Reproduce verbatim the passage of the forum thread on the Java tag reader that lies between "I'm using javax.swing.text.html.HTMLEditorKit.ParserCallback, to" and "be viewed there.", inclusive.

• _Text section_
════════════════

LinuxQuestions.org - java tag reader

Hey,

I'm using javax.swing.text.html.HTMLEditorKit.ParserCallback, to parse and extract content from webpages. But for some reason it doesnt read the LINK tag and META tag, but reads everything else. Does anyone have any idea why?

As of now the program would read the page:

http://www.cnn.com/2004/US/10/06/dog....ap/index.html

The source of the webpage could be viewed there.

Thanks
raven

<CODE>
public class test extends ParserCallback {
/** The tag currently being processed */
private HTML.Tag currentTag = null;
private boolean toParse = true;
private String justText = "";

public test(){
HTMLEditorKit.Parser parser = new ParserDelegator();

//Collections.sort(htmlFileNames);
try{
BufferedReader reader = new BufferedReader( new InputStreamReader( new URL( "http://www.cnn.com/2004/US/10/06/dog.attack.ap/index.html" ).openStream() ) );
// parse the HTML document
parser.parse(reader, this, false);
} catch (IOException e){e.printStackTrace(System.out);}

}

/** This method is called when the HTML parser encounts the beginning
* of a tag that means that the tag is paired by an end tag and it's
* not an empty one.

════════════════

• _Source excerpt_
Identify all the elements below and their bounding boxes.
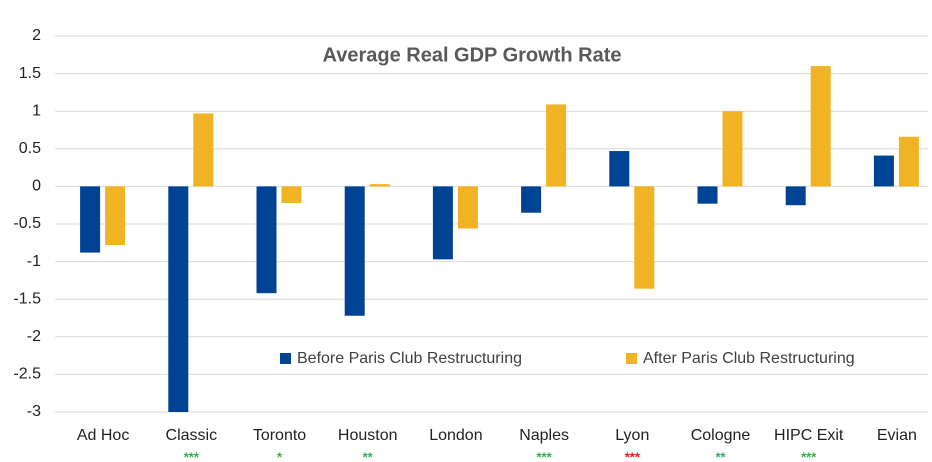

════════════════

• _Output of the exercise_
I'm using javax.swing.text.html.HTMLEditorKit.ParserCallback, to parse and extract content from webpages. But for some reason it doesnt read the LINK tag and META tag, but reads everything else. Does anyone have any idea why?

As of now the program would read the page:

http://www.cnn.com/2004/US/10/06/dog....ap/index.html

The source of the webpage could be viewed there.